# Task brief
All entries are to be copied exactly, with pictures removed.

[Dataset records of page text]
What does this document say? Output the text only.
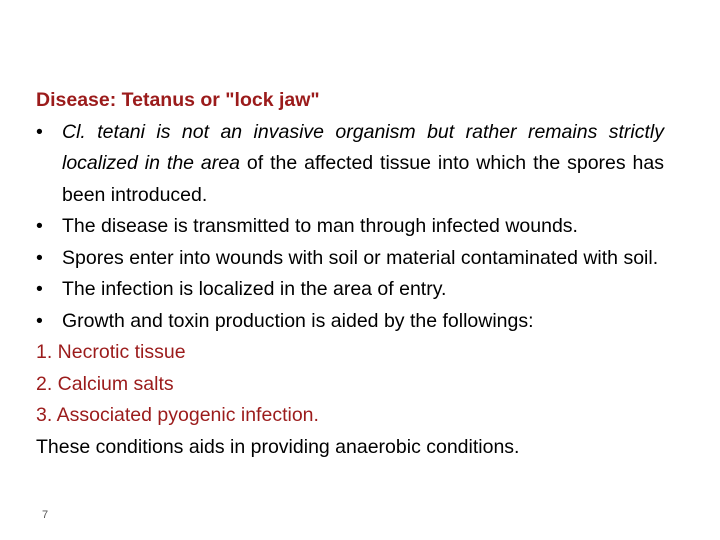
Disease: Tetanus or "lock jaw"

• Cl. tetani is not an invasive organism but rather remains strictly localized in the area of the affected tissue into which the spores has been introduced.
• The disease is transmitted to man through infected wounds.
• Spores enter into wounds with soil or material contaminated with soil.
• The infection is localized in the area of entry.
• Growth and toxin production is aided by the followings:

1. Necrotic tissue

2. Calcium salts

3. Associated pyogenic infection.

These conditions aids in providing anaerobic conditions.

7
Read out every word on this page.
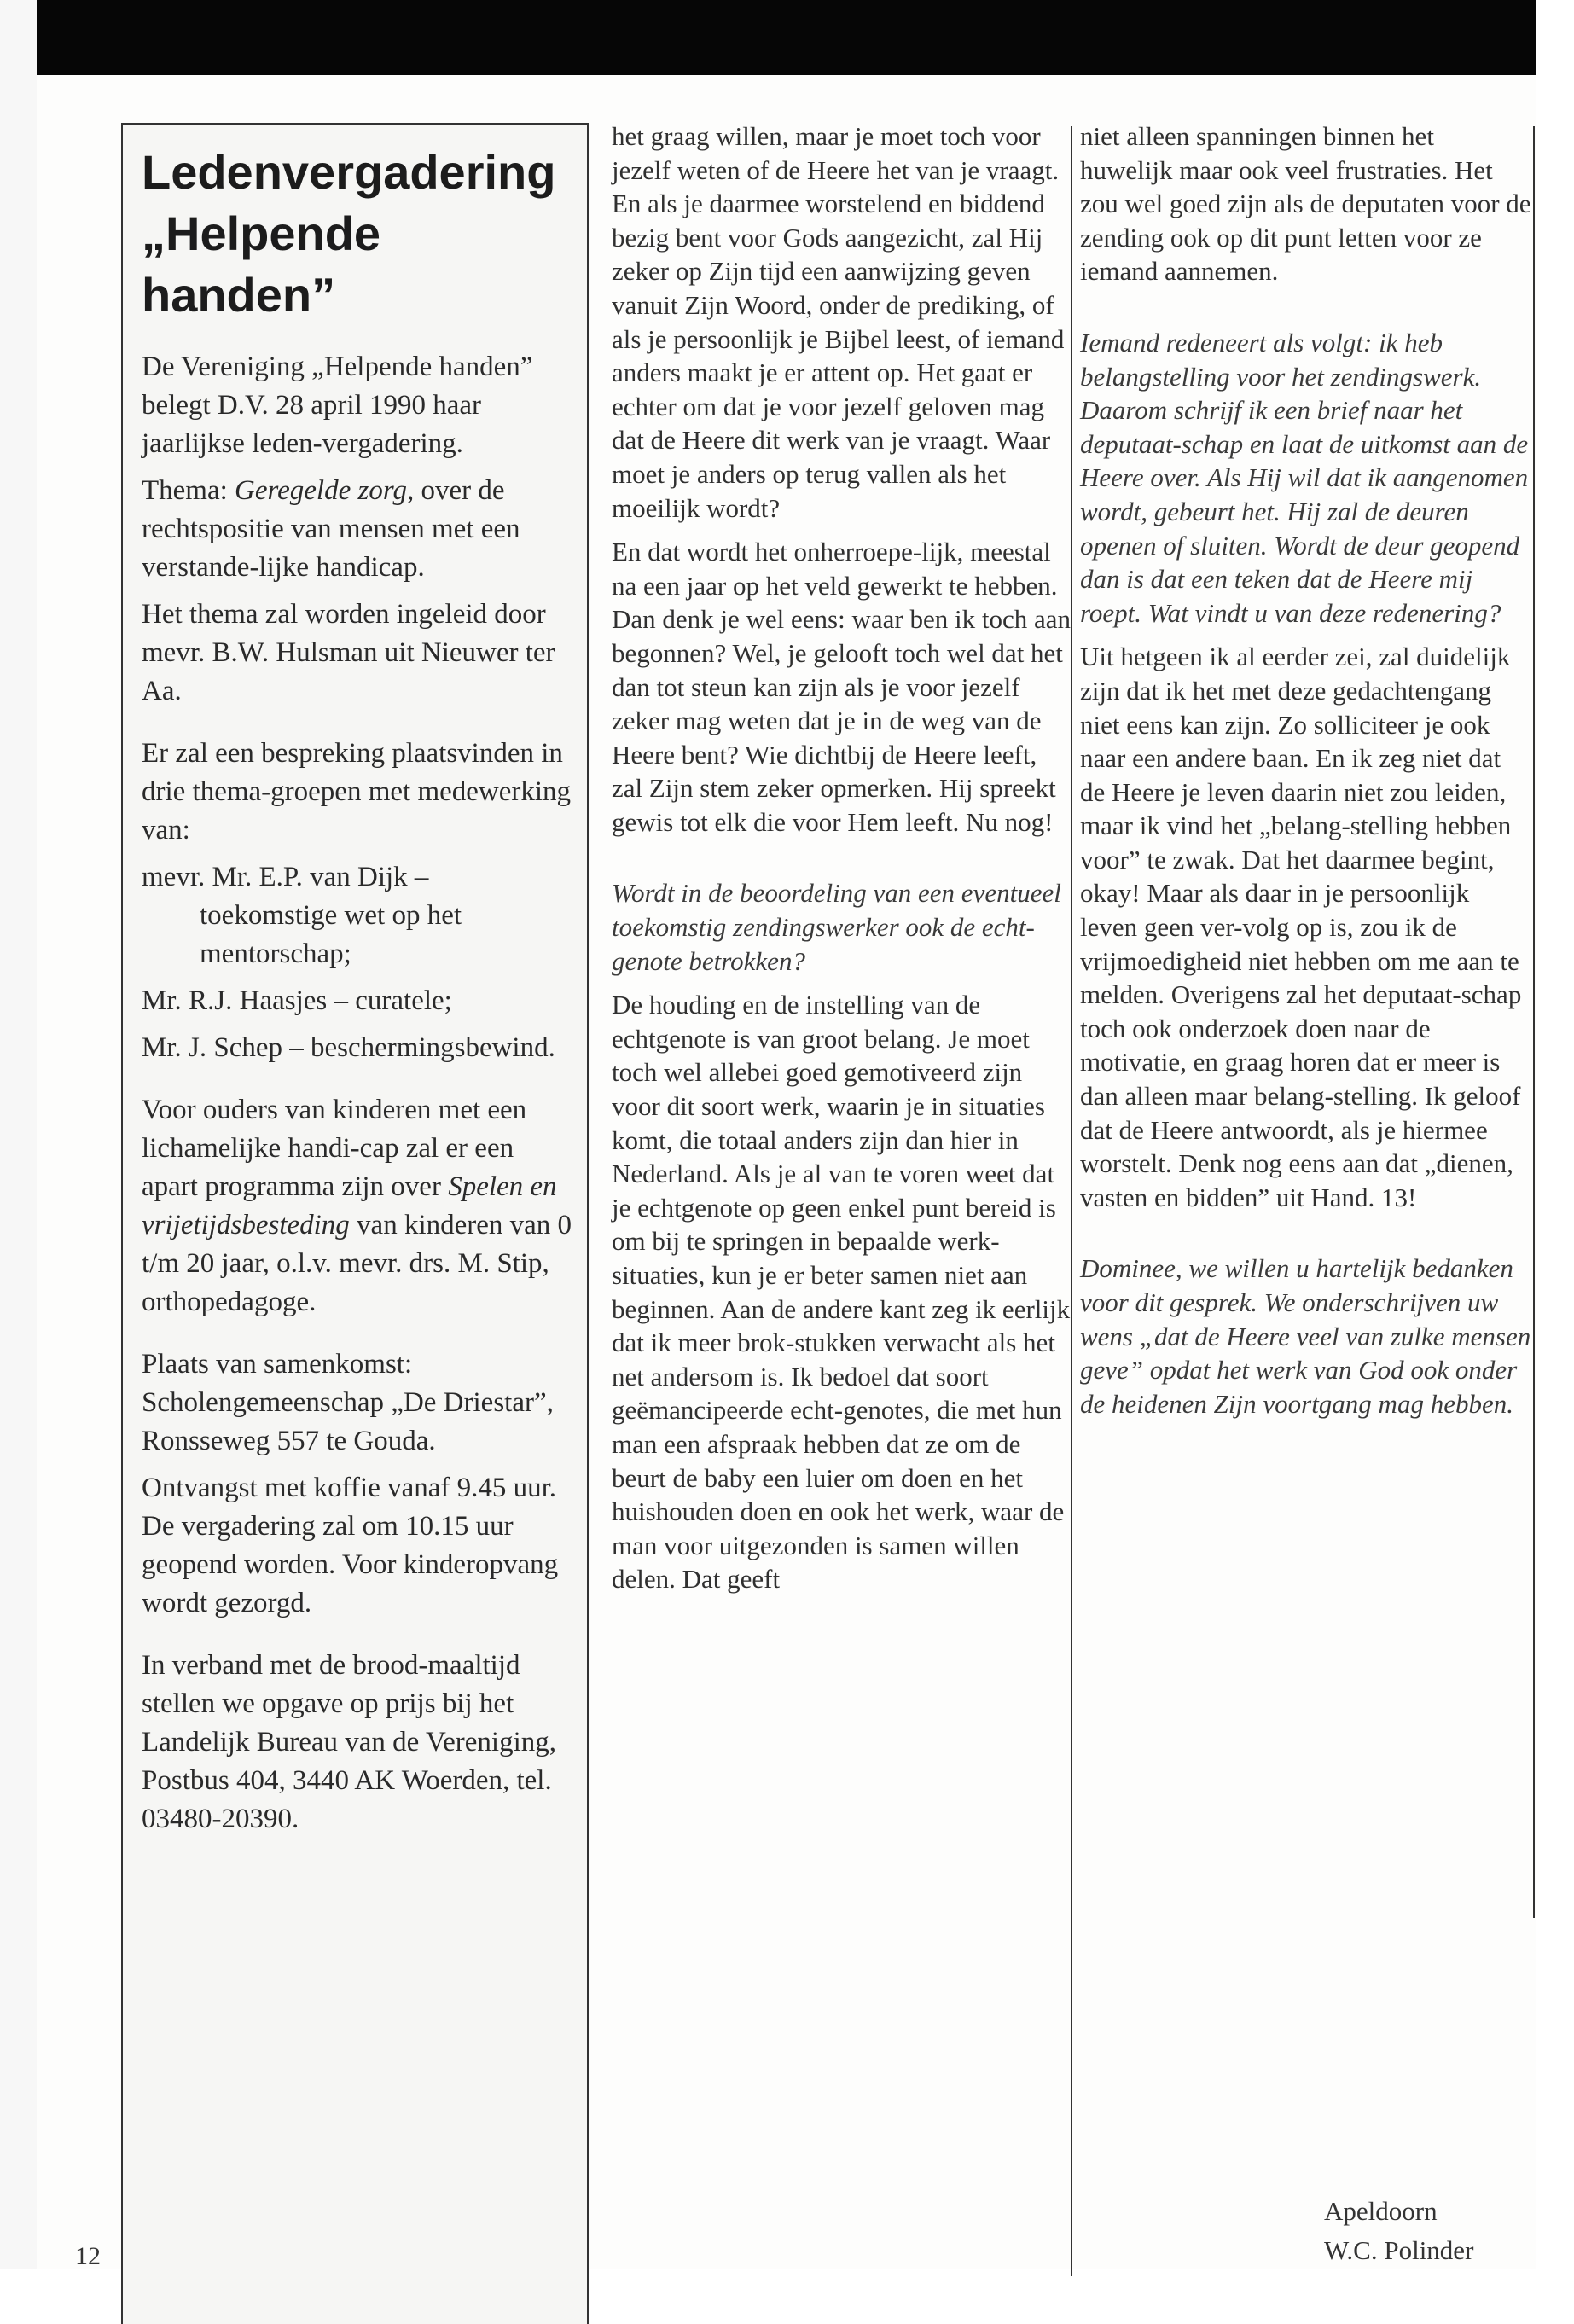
Ledenvergadering
„Helpende
handen”

De Vereniging „Helpende handen” belegt D.V. 28 april 1990 haar jaarlijkse leden-vergadering.

Thema: Geregelde zorg, over de rechtspositie van mensen met een verstande-lijke handicap.

Het thema zal worden ingeleid door mevr. B.W. Hulsman uit Nieuwer ter Aa.

Er zal een bespreking plaatsvinden in drie thema-groepen met medewerking van:

mevr. Mr. E.P. van Dijk – toekomstige wet op het mentorschap;

Mr. R.J. Haasjes – curatele;

Mr. J. Schep – beschermingsbewind.

Voor ouders van kinderen met een lichamelijke handi-cap zal er een apart programma zijn over Spelen en vrijetijdsbesteding van kinderen van 0 t/m 20 jaar, o.l.v. mevr. drs. M. Stip, orthopedagoge.

Plaats van samenkomst: Scholengemeenschap „De Driestar”, Ronsseweg 557 te Gouda.

Ontvangst met koffie vanaf 9.45 uur. De vergadering zal om 10.15 uur geopend worden. Voor kinderopvang wordt gezorgd.

In verband met de brood-maaltijd stellen we opgave op prijs bij het Landelijk Bureau van de Vereniging, Postbus 404, 3440 AK Woerden, tel. 03480-20390.

het graag willen, maar je moet toch voor jezelf weten of de Heere het van je vraagt. En als je daarmee worstelend en biddend bezig bent voor Gods aangezicht, zal Hij zeker op Zijn tijd een aanwijzing geven vanuit Zijn Woord, onder de prediking, of als je persoonlijk je Bijbel leest, of iemand anders maakt je er attent op. Het gaat er echter om dat je voor jezelf geloven mag dat de Heere dit werk van je vraagt. Waar moet je anders op terug vallen als het moeilijk wordt?

En dat wordt het onherroepe-lijk, meestal na een jaar op het veld gewerkt te hebben. Dan denk je wel eens: waar ben ik toch aan begonnen? Wel, je gelooft toch wel dat het dan tot steun kan zijn als je voor jezelf zeker mag weten dat je in de weg van de Heere bent? Wie dichtbij de Heere leeft, zal Zijn stem zeker opmerken. Hij spreekt gewis tot elk die voor Hem leeft. Nu nog!

Wordt in de beoordeling van een eventueel toekomstig zendingswerker ook de echt-genote betrokken?

De houding en de instelling van de echtgenote is van groot belang. Je moet toch wel allebei goed gemotiveerd zijn voor dit soort werk, waarin je in situaties komt, die totaal anders zijn dan hier in Nederland. Als je al van te voren weet dat je echtgenote op geen enkel punt bereid is om bij te springen in bepaalde werk-situaties, kun je er beter samen niet aan beginnen. Aan de andere kant zeg ik eerlijk dat ik meer brok-stukken verwacht als het net andersom is. Ik bedoel dat soort geëmancipeerde echt-genotes, die met hun man een afspraak hebben dat ze om de beurt de baby een luier om doen en het huishouden doen en ook het werk, waar de man voor uitgezonden is samen willen delen. Dat geeft

niet alleen spanningen binnen het huwelijk maar ook veel frustraties. Het zou wel goed zijn als de deputaten voor de zending ook op dit punt letten voor ze iemand aannemen.

Iemand redeneert als volgt: ik heb belangstelling voor het zendingswerk. Daarom schrijf ik een brief naar het deputaat-schap en laat de uitkomst aan de Heere over. Als Hij wil dat ik aangenomen wordt, gebeurt het. Hij zal de deuren openen of sluiten. Wordt de deur geopend dan is dat een teken dat de Heere mij roept. Wat vindt u van deze redenering?

Uit hetgeen ik al eerder zei, zal duidelijk zijn dat ik het met deze gedachtengang niet eens kan zijn. Zo solliciteer je ook naar een andere baan. En ik zeg niet dat de Heere je leven daarin niet zou leiden, maar ik vind het „belang-stelling hebben voor” te zwak. Dat het daarmee begint, okay! Maar als daar in je persoonlijk leven geen ver-volg op is, zou ik de vrijmoedigheid niet hebben om me aan te melden. Overigens zal het deputaat-schap toch ook onderzoek doen naar de motivatie, en graag horen dat er meer is dan alleen maar belang-stelling. Ik geloof dat de Heere antwoordt, als je hiermee worstelt. Denk nog eens aan dat „dienen, vasten en bidden” uit Hand. 13!

Dominee, we willen u hartelijk bedanken voor dit gesprek. We onderschrijven uw wens „dat de Heere veel van zulke mensen geve” opdat het werk van God ook onder de heidenen Zijn voortgang mag hebben.

Apeldoorn
W.C. Polinder
12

# Exercise response
What does this document say? Output the text only.
Disease: Tetanus or "lock jaw"

• Cl. tetani is not an invasive organism but rather remains strictly localized in the area of the affected tissue into which the spores has been introduced.
• The disease is transmitted to man through infected wounds.
• Spores enter into wounds with soil or material contaminated with soil.
• The infection is localized in the area of entry.
• Growth and toxin production is aided by the followings:

1. Necrotic tissue

2. Calcium salts

3. Associated pyogenic infection.

These conditions aids in providing anaerobic conditions.

7
Read out every word on this page.
Ledenvergadering
„Helpende
handen”

De Vereniging „Helpende handen” belegt D.V. 28 april 1990 haar jaarlijkse leden-vergadering.

Thema: Geregelde zorg, over de rechtspositie van mensen met een verstande-lijke handicap.

Het thema zal worden ingeleid door mevr. B.W. Hulsman uit Nieuwer ter Aa.

Er zal een bespreking plaatsvinden in drie thema-groepen met medewerking van:

mevr. Mr. E.P. van Dijk – toekomstige wet op het mentorschap;

Mr. R.J. Haasjes – curatele;

Mr. J. Schep – beschermingsbewind.

Voor ouders van kinderen met een lichamelijke handi-cap zal er een apart programma zijn over Spelen en vrijetijdsbesteding van kinderen van 0 t/m 20 jaar, o.l.v. mevr. drs. M. Stip, orthopedagoge.

Plaats van samenkomst: Scholengemeenschap „De Driestar”, Ronsseweg 557 te Gouda.

Ontvangst met koffie vanaf 9.45 uur. De vergadering zal om 10.15 uur geopend worden. Voor kinderopvang wordt gezorgd.

In verband met de brood-maaltijd stellen we opgave op prijs bij het Landelijk Bureau van de Vereniging, Postbus 404, 3440 AK Woerden, tel. 03480-20390.

het graag willen, maar je moet toch voor jezelf weten of de Heere het van je vraagt. En als je daarmee worstelend en biddend bezig bent voor Gods aangezicht, zal Hij zeker op Zijn tijd een aanwijzing geven vanuit Zijn Woord, onder de prediking, of als je persoonlijk je Bijbel leest, of iemand anders maakt je er attent op. Het gaat er echter om dat je voor jezelf geloven mag dat de Heere dit werk van je vraagt. Waar moet je anders op terug vallen als het moeilijk wordt?

En dat wordt het onherroepe-lijk, meestal na een jaar op het veld gewerkt te hebben. Dan denk je wel eens: waar ben ik toch aan begonnen? Wel, je gelooft toch wel dat het dan tot steun kan zijn als je voor jezelf zeker mag weten dat je in de weg van de Heere bent? Wie dichtbij de Heere leeft, zal Zijn stem zeker opmerken. Hij spreekt gewis tot elk die voor Hem leeft. Nu nog!

Wordt in de beoordeling van een eventueel toekomstig zendingswerker ook de echt-genote betrokken?

De houding en de instelling van de echtgenote is van groot belang. Je moet toch wel allebei goed gemotiveerd zijn voor dit soort werk, waarin je in situaties komt, die totaal anders zijn dan hier in Nederland. Als je al van te voren weet dat je echtgenote op geen enkel punt bereid is om bij te springen in bepaalde werk-situaties, kun je er beter samen niet aan beginnen. Aan de andere kant zeg ik eerlijk dat ik meer brok-stukken verwacht als het net andersom is. Ik bedoel dat soort geëmancipeerde echt-genotes, die met hun man een afspraak hebben dat ze om de beurt de baby een luier om doen en het huishouden doen en ook het werk, waar de man voor uitgezonden is samen willen delen. Dat geeft

niet alleen spanningen binnen het huwelijk maar ook veel frustraties. Het zou wel goed zijn als de deputaten voor de zending ook op dit punt letten voor ze iemand aannemen.

Iemand redeneert als volgt: ik heb belangstelling voor het zendingswerk. Daarom schrijf ik een brief naar het deputaat-schap en laat de uitkomst aan de Heere over. Als Hij wil dat ik aangenomen wordt, gebeurt het. Hij zal de deuren openen of sluiten. Wordt de deur geopend dan is dat een teken dat de Heere mij roept. Wat vindt u van deze redenering?

Uit hetgeen ik al eerder zei, zal duidelijk zijn dat ik het met deze gedachtengang niet eens kan zijn. Zo solliciteer je ook naar een andere baan. En ik zeg niet dat de Heere je leven daarin niet zou leiden, maar ik vind het „belang-stelling hebben voor” te zwak. Dat het daarmee begint, okay! Maar als daar in je persoonlijk leven geen ver-volg op is, zou ik de vrijmoedigheid niet hebben om me aan te melden. Overigens zal het deputaat-schap toch ook onderzoek doen naar de motivatie, en graag horen dat er meer is dan alleen maar belang-stelling. Ik geloof dat de Heere antwoordt, als je hiermee worstelt. Denk nog eens aan dat „dienen, vasten en bidden” uit Hand. 13!

Dominee, we willen u hartelijk bedanken voor dit gesprek. We onderschrijven uw wens „dat de Heere veel van zulke mensen geve” opdat het werk van God ook onder de heidenen Zijn voortgang mag hebben.

Apeldoorn
W.C. Polinder
12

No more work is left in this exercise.